## Recorded data
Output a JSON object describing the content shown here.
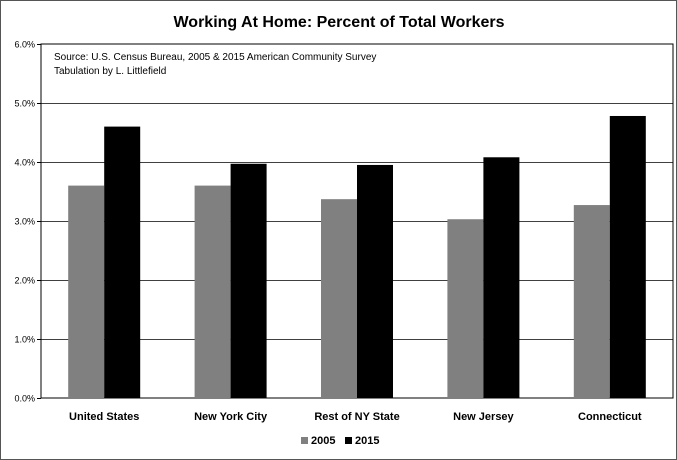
{
  "chart_data": {
    "type": "bar",
    "title": "Working At Home:  Percent of Total Workers",
    "categories": [
      "United States",
      "New York City",
      "Rest of NY State",
      "New Jersey",
      "Connecticut"
    ],
    "series": [
      {
        "name": "2005",
        "values": [
          3.6,
          3.6,
          3.37,
          3.03,
          3.27
        ],
        "color": "#808080"
      },
      {
        "name": "2015",
        "values": [
          4.6,
          3.97,
          3.95,
          4.08,
          4.78
        ],
        "color": "#000000"
      }
    ],
    "ylim": [
      0,
      6
    ],
    "yticks": [
      0,
      1,
      2,
      3,
      4,
      5,
      6
    ],
    "ytick_labels": [
      "0.0%",
      "1.0%",
      "2.0%",
      "3.0%",
      "4.0%",
      "5.0%",
      "6.0%"
    ],
    "xlabel": "",
    "ylabel": "",
    "grid": true,
    "legend_position": "bottom",
    "annotations": [
      "Source:  U.S. Census Bureau, 2005 & 2015 American Community Survey",
      "Tabulation by L. Littlefield"
    ]
  }
}
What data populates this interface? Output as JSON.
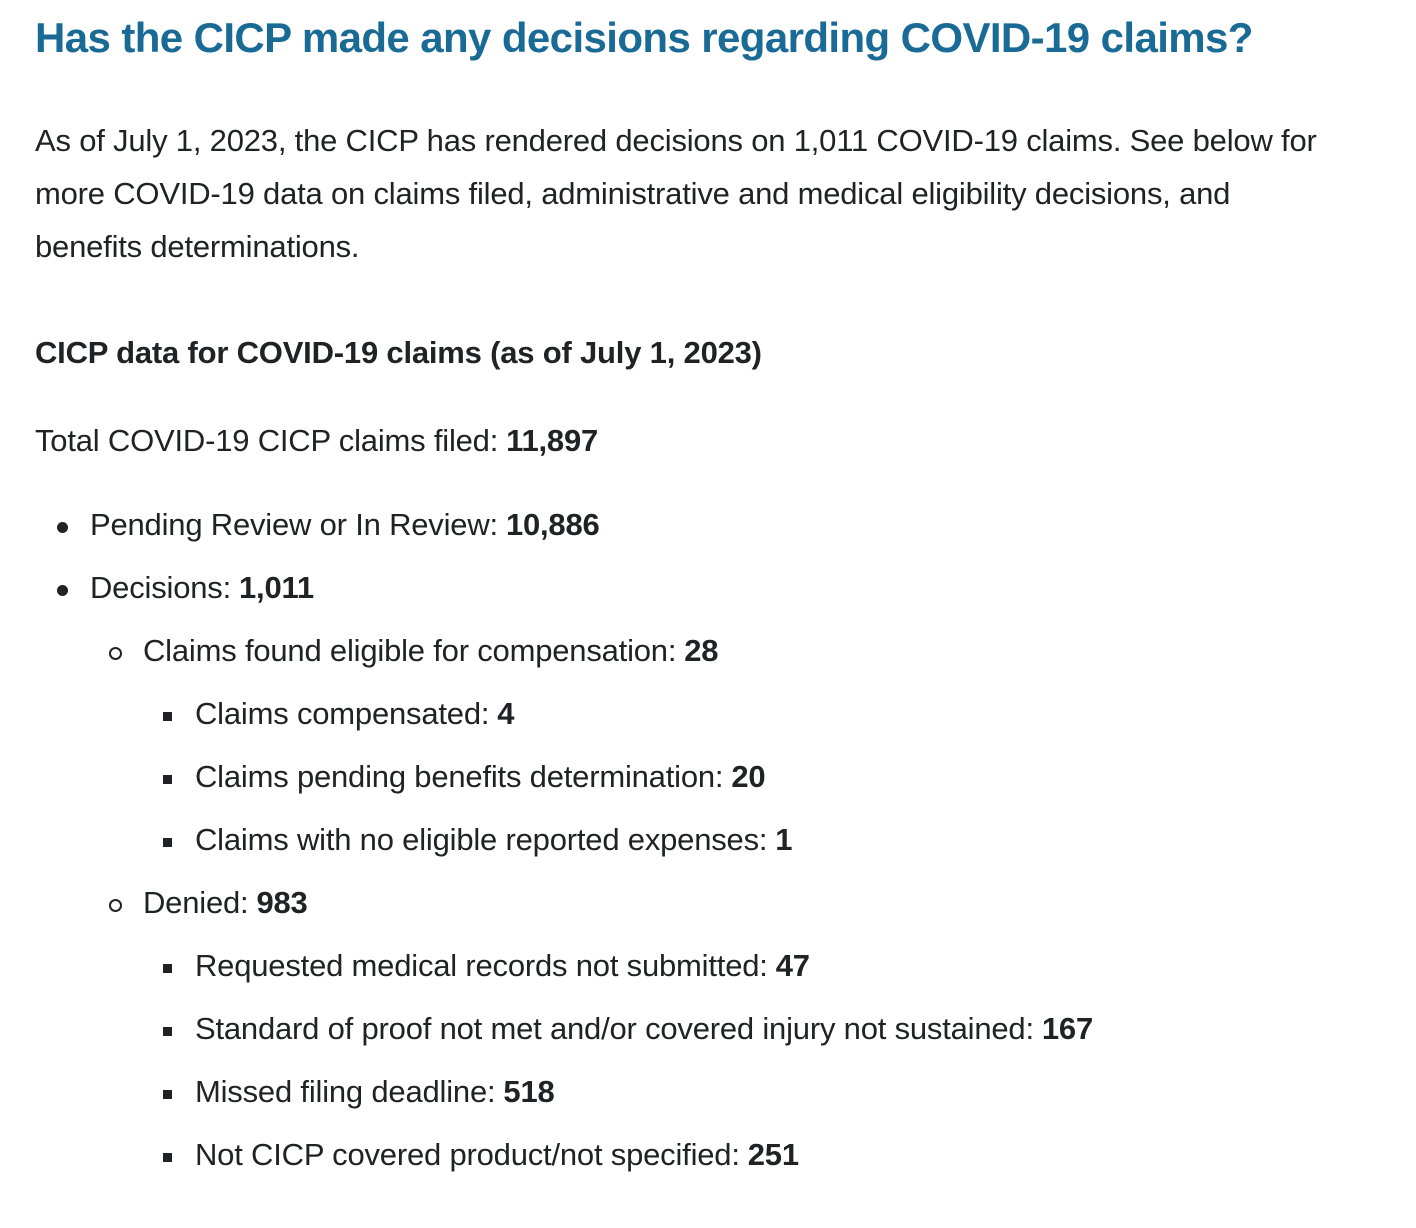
{
  "page": {
    "heading": "Has the CICP made any decisions regarding COVID-19 claims?",
    "intro_lines": [
      "As of July 1, 2023, the CICP has rendered decisions on 1,011 COVID-19 claims. See below for",
      "more COVID-19 data on claims filed, administrative and medical eligibility decisions, and",
      "benefits determinations."
    ],
    "subheading": "CICP data for COVID-19 claims (as of July 1, 2023)",
    "total": {
      "label": "Total COVID-19 CICP claims filed:",
      "value": "11,897"
    },
    "colors": {
      "heading": "#1a6a96",
      "text": "#212226"
    }
  },
  "list": {
    "items": [
      {
        "level": 1,
        "label": "Pending Review or In Review:",
        "value": "10,886"
      },
      {
        "level": 1,
        "label": "Decisions:",
        "value": "1,011"
      },
      {
        "level": 2,
        "label": "Claims found eligible for compensation:",
        "value": "28"
      },
      {
        "level": 3,
        "label": "Claims compensated:",
        "value": "4"
      },
      {
        "level": 3,
        "label": "Claims pending benefits determination:",
        "value": "20"
      },
      {
        "level": 3,
        "label": "Claims with no eligible reported expenses:",
        "value": "1"
      },
      {
        "level": 2,
        "label": "Denied:",
        "value": "983"
      },
      {
        "level": 3,
        "label": "Requested medical records not submitted:",
        "value": "47"
      },
      {
        "level": 3,
        "label": "Standard of proof not met and/or covered injury not sustained:",
        "value": "167"
      },
      {
        "level": 3,
        "label": "Missed filing deadline:",
        "value": "518"
      },
      {
        "level": 3,
        "label": "Not CICP covered product/not specified:",
        "value": "251"
      }
    ]
  }
}
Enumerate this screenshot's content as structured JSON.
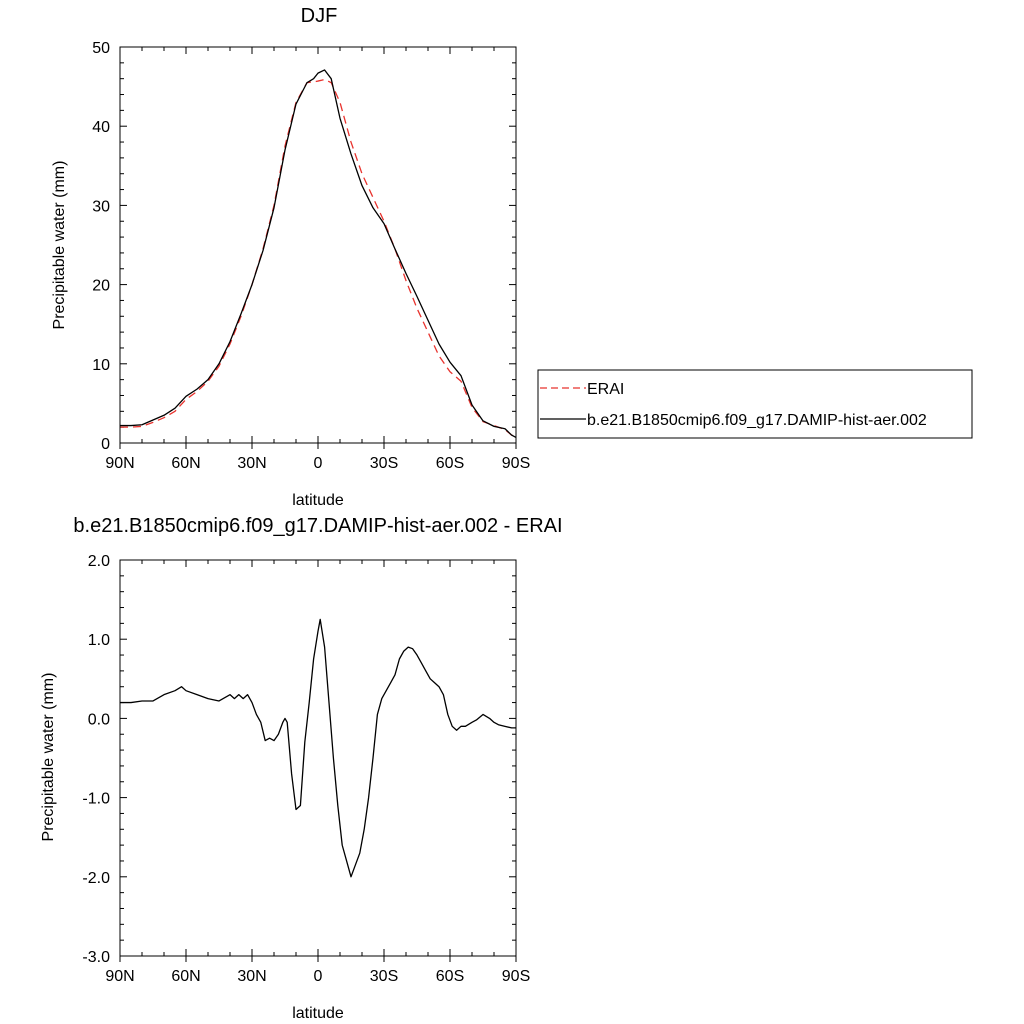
{
  "chart_data": [
    {
      "type": "line",
      "title": "DJF",
      "xlabel": "latitude",
      "ylabel": "Precipitable water (mm)",
      "x_tick_labels": [
        "90N",
        "60N",
        "30N",
        "0",
        "30S",
        "60S",
        "90S"
      ],
      "x_ticks": [
        -90,
        -60,
        -30,
        0,
        30,
        60,
        90
      ],
      "xlim": [
        -90,
        90
      ],
      "ylim": [
        0,
        50
      ],
      "y_ticks": [
        0,
        10,
        20,
        30,
        40,
        50
      ],
      "y_tick_labels": [
        "0",
        "10",
        "20",
        "30",
        "40",
        "50"
      ],
      "legend": "outside-right",
      "series": [
        {
          "name": "ERAI",
          "style": "dashed",
          "color": "#e8332e",
          "x": [
            -90,
            -85,
            -80,
            -75,
            -70,
            -65,
            -60,
            -55,
            -50,
            -45,
            -40,
            -35,
            -30,
            -25,
            -20,
            -15,
            -10,
            -5,
            -2,
            0,
            3,
            6,
            10,
            15,
            20,
            25,
            30,
            35,
            40,
            45,
            50,
            55,
            60,
            65,
            70,
            75,
            80,
            85,
            88,
            90
          ],
          "y": [
            2.0,
            2.0,
            2.1,
            2.6,
            3.2,
            4.0,
            5.5,
            6.5,
            7.8,
            9.7,
            12.5,
            16.0,
            20.0,
            24.5,
            30.0,
            37.5,
            43.0,
            45.5,
            45.6,
            45.7,
            45.9,
            45.5,
            43.0,
            38.0,
            34.0,
            31.0,
            28.0,
            24.5,
            20.5,
            17.0,
            14.0,
            11.0,
            9.0,
            7.8,
            4.5,
            2.7,
            2.2,
            1.7,
            1.0,
            0.8
          ]
        },
        {
          "name": "b.e21.B1850cmip6.f09_g17.DAMIP-hist-aer.002",
          "style": "solid",
          "color": "#000000",
          "x": [
            -90,
            -85,
            -80,
            -75,
            -70,
            -65,
            -60,
            -55,
            -50,
            -45,
            -40,
            -35,
            -30,
            -25,
            -20,
            -15,
            -10,
            -5,
            -2,
            0,
            3,
            6,
            10,
            15,
            20,
            25,
            30,
            35,
            40,
            45,
            50,
            55,
            60,
            65,
            70,
            75,
            80,
            85,
            88,
            90
          ],
          "y": [
            2.2,
            2.2,
            2.3,
            2.9,
            3.5,
            4.4,
            5.9,
            6.8,
            8.0,
            10.0,
            12.8,
            16.3,
            20.0,
            24.3,
            29.7,
            37.0,
            42.8,
            45.5,
            46.0,
            46.7,
            47.1,
            46.0,
            41.0,
            36.5,
            32.5,
            29.7,
            27.7,
            24.5,
            21.4,
            18.5,
            15.5,
            12.5,
            10.2,
            8.5,
            4.8,
            2.8,
            2.1,
            1.8,
            1.0,
            0.7
          ]
        }
      ]
    },
    {
      "type": "line",
      "title": "b.e21.B1850cmip6.f09_g17.DAMIP-hist-aer.002 - ERAI",
      "xlabel": "latitude",
      "ylabel": "Precipitable water (mm)",
      "x_tick_labels": [
        "90N",
        "60N",
        "30N",
        "0",
        "30S",
        "60S",
        "90S"
      ],
      "x_ticks": [
        -90,
        -60,
        -30,
        0,
        30,
        60,
        90
      ],
      "xlim": [
        -90,
        90
      ],
      "ylim": [
        -3,
        2
      ],
      "y_ticks": [
        -3,
        -2,
        -1,
        0,
        1,
        2
      ],
      "y_tick_labels": [
        "-3.0",
        "-2.0",
        "-1.0",
        "0.0",
        "1.0",
        "2.0"
      ],
      "series": [
        {
          "name": "",
          "style": "solid",
          "color": "#000000",
          "x": [
            -90,
            -85,
            -80,
            -75,
            -70,
            -65,
            -62,
            -60,
            -55,
            -50,
            -45,
            -40,
            -38,
            -36,
            -34,
            -32,
            -30,
            -28,
            -26,
            -24,
            -22,
            -20,
            -18,
            -16,
            -15,
            -14,
            -12,
            -10,
            -8,
            -6,
            -4,
            -2,
            0,
            1,
            3,
            5,
            7,
            9,
            11,
            13,
            15,
            17,
            19,
            21,
            23,
            25,
            27,
            29,
            31,
            33,
            35,
            37,
            39,
            41,
            43,
            45,
            47,
            49,
            51,
            53,
            55,
            57,
            59,
            61,
            63,
            65,
            67,
            70,
            72,
            75,
            78,
            80,
            82,
            85,
            88,
            90
          ],
          "y": [
            0.2,
            0.2,
            0.22,
            0.22,
            0.3,
            0.35,
            0.4,
            0.35,
            0.3,
            0.25,
            0.22,
            0.3,
            0.25,
            0.3,
            0.25,
            0.3,
            0.2,
            0.05,
            -0.05,
            -0.28,
            -0.25,
            -0.28,
            -0.2,
            -0.05,
            0.0,
            -0.05,
            -0.7,
            -1.15,
            -1.1,
            -0.3,
            0.2,
            0.75,
            1.1,
            1.25,
            0.9,
            0.2,
            -0.5,
            -1.1,
            -1.6,
            -1.8,
            -2.0,
            -1.85,
            -1.7,
            -1.4,
            -1.0,
            -0.5,
            0.05,
            0.25,
            0.35,
            0.45,
            0.55,
            0.75,
            0.85,
            0.9,
            0.88,
            0.8,
            0.7,
            0.6,
            0.5,
            0.45,
            0.4,
            0.3,
            0.05,
            -0.1,
            -0.15,
            -0.1,
            -0.1,
            -0.05,
            -0.02,
            0.05,
            0.0,
            -0.05,
            -0.08,
            -0.1,
            -0.12,
            -0.12
          ]
        }
      ]
    }
  ]
}
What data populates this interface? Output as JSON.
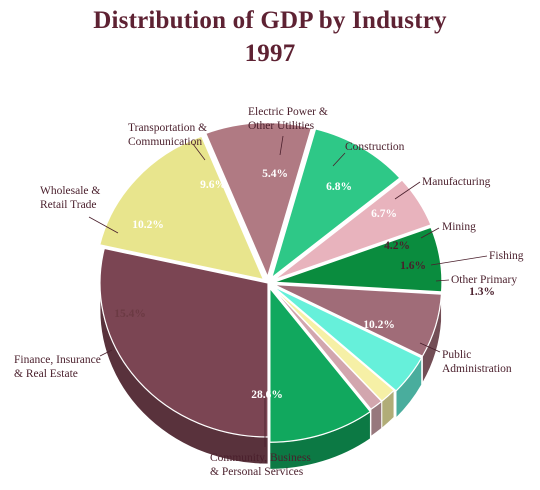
{
  "chart_data": {
    "type": "pie",
    "title": "Distribution of GDP by Industry",
    "subtitle": "1997",
    "style": "3d-exploded",
    "slices": [
      {
        "label": "Community, Business & Personal Services",
        "value": 28.6,
        "value_label": "28.6%",
        "color": "#7b4553"
      },
      {
        "label": "Finance, Insurance & Real Estate",
        "value": 15.4,
        "value_label": "15.4%",
        "color": "#e8e58d"
      },
      {
        "label": "Wholesale & Retail Trade",
        "value": 10.2,
        "value_label": "10.2%",
        "color": "#b07a83"
      },
      {
        "label": "Transportation & Communication",
        "value": 9.6,
        "value_label": "9.6%",
        "color": "#2ec887"
      },
      {
        "label": "Electric Power & Other Utilities",
        "value": 5.4,
        "value_label": "5.4%",
        "color": "#e8b3bd"
      },
      {
        "label": "Construction",
        "value": 6.8,
        "value_label": "6.8%",
        "color": "#0a8c3e"
      },
      {
        "label": "Manufacturing",
        "value": 6.7,
        "value_label": "6.7%",
        "color": "#a06c78"
      },
      {
        "label": "Mining",
        "value": 4.2,
        "value_label": "4.2%",
        "color": "#66f0da"
      },
      {
        "label": "Fishing",
        "value": 1.6,
        "value_label": "1.6%",
        "color": "#f6f0a6"
      },
      {
        "label": "Other Primary",
        "value": 1.3,
        "value_label": "1.3%",
        "color": "#d2a6ae"
      },
      {
        "label": "Public Administration",
        "value": 10.2,
        "value_label": "10.2%",
        "color": "#11a85e"
      }
    ]
  }
}
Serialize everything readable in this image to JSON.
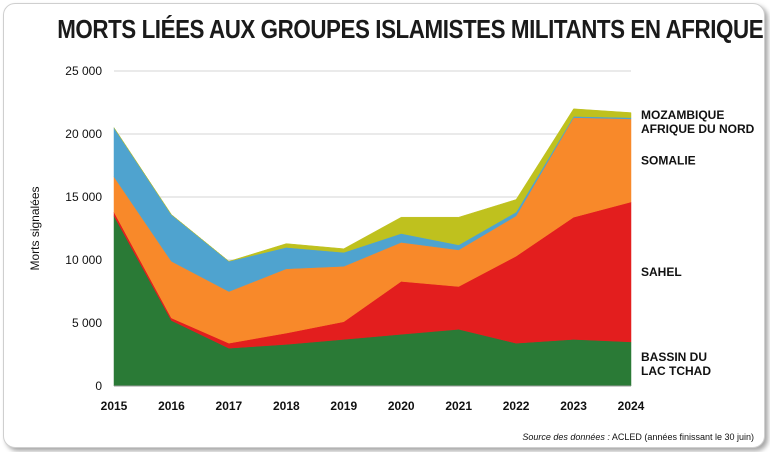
{
  "source_prefix": "Source des données :",
  "source_text": " ACLED (années finissant le 30 juin)",
  "chart_data": {
    "type": "area",
    "stacked": true,
    "title": "MORTS LIÉES AUX GROUPES ISLAMISTES MILITANTS EN AFRIQUE PAR THÉÂTRE",
    "ylabel": "Morts signalées",
    "ylim": [
      0,
      25000
    ],
    "yticks": [
      0,
      5000,
      10000,
      15000,
      20000,
      25000
    ],
    "ytick_labels": [
      "0",
      "5 000",
      "10 000",
      "15 000",
      "20 000",
      "25 000"
    ],
    "grid": true,
    "x": [
      "2015",
      "2016",
      "2017",
      "2018",
      "2019",
      "2020",
      "2021",
      "2022",
      "2023",
      "2024"
    ],
    "series": [
      {
        "name": "BASSIN DU LAC TCHAD",
        "color": "#2a7a36",
        "label_lines": [
          "BASSIN DU",
          "LAC TCHAD"
        ],
        "values": [
          13500,
          5200,
          3000,
          3300,
          3700,
          4100,
          4500,
          3400,
          3700,
          3500
        ]
      },
      {
        "name": "SAHEL",
        "color": "#e31e1e",
        "label_lines": [
          "SAHEL"
        ],
        "values": [
          300,
          200,
          400,
          900,
          1400,
          4200,
          3400,
          6900,
          9700,
          11100
        ]
      },
      {
        "name": "SOMALIE",
        "color": "#f8892a",
        "label_lines": [
          "SOMALIE"
        ],
        "values": [
          2800,
          4500,
          4100,
          5100,
          4400,
          3100,
          2900,
          3200,
          7900,
          6600
        ]
      },
      {
        "name": "AFRIQUE DU NORD",
        "color": "#4fa3cf",
        "label_lines": [
          "AFRIQUE DU NORD"
        ],
        "values": [
          3900,
          3700,
          2400,
          1700,
          1100,
          700,
          400,
          300,
          100,
          100
        ]
      },
      {
        "name": "MOZAMBIQUE",
        "color": "#bfc11e",
        "label_lines": [
          "MOZAMBIQUE"
        ],
        "values": [
          0,
          0,
          0,
          300,
          300,
          1300,
          2200,
          1000,
          600,
          400
        ]
      }
    ]
  }
}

## Work to be completed
Tally how many lines in the material above hold the word "ERAI". Write only that number.

## Solution
2